======== DATA SUPPLIED ========
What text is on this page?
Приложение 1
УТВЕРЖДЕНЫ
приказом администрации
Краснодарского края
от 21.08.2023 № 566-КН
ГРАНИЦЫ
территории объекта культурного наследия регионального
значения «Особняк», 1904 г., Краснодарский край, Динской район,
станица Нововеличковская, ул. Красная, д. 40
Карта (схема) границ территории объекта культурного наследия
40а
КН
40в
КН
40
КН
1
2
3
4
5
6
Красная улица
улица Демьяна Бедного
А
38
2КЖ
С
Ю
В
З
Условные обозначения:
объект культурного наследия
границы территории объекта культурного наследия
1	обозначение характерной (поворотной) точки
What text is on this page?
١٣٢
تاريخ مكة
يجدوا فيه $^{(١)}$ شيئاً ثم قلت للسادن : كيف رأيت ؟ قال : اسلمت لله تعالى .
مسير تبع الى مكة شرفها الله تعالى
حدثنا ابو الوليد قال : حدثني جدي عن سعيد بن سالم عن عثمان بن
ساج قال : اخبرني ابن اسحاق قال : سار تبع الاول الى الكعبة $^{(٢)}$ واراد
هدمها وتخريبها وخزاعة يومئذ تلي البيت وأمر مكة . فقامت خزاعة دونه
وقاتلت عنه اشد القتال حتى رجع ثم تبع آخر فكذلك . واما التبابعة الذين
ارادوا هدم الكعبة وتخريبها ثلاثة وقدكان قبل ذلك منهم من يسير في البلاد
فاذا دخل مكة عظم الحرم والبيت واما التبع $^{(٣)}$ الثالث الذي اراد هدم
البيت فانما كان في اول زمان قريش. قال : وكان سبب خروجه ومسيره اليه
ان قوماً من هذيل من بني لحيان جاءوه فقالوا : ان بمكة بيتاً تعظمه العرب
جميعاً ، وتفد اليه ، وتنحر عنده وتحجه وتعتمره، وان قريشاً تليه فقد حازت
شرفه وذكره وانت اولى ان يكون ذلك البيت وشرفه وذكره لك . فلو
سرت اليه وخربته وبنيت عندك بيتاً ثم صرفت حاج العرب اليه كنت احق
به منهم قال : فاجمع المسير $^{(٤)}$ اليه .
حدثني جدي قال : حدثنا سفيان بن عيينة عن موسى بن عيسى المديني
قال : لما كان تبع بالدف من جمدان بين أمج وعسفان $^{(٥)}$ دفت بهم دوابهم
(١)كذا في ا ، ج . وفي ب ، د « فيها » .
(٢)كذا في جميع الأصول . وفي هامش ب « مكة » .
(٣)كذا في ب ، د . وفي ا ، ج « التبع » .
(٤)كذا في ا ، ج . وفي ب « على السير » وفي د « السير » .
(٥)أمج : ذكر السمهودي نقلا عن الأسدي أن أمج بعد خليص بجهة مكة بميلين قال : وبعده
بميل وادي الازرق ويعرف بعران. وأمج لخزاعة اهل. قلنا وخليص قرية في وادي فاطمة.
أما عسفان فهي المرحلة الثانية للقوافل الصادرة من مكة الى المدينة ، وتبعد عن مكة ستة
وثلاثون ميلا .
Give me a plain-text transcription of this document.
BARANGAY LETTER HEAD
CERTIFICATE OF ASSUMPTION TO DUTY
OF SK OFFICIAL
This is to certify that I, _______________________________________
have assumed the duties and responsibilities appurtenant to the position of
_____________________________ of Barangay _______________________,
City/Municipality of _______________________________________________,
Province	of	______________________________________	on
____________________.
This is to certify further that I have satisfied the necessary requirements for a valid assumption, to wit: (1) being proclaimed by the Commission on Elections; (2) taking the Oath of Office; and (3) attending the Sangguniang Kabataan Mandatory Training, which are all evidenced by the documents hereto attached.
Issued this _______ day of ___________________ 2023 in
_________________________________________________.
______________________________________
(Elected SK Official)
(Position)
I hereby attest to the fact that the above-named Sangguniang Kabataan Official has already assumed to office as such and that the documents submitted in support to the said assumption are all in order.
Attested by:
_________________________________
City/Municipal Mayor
========
STATED EXERCISE:
Going through the data, tally the lines containing "بيتا" and report only the result.

EXERCISE RESPONSE:
2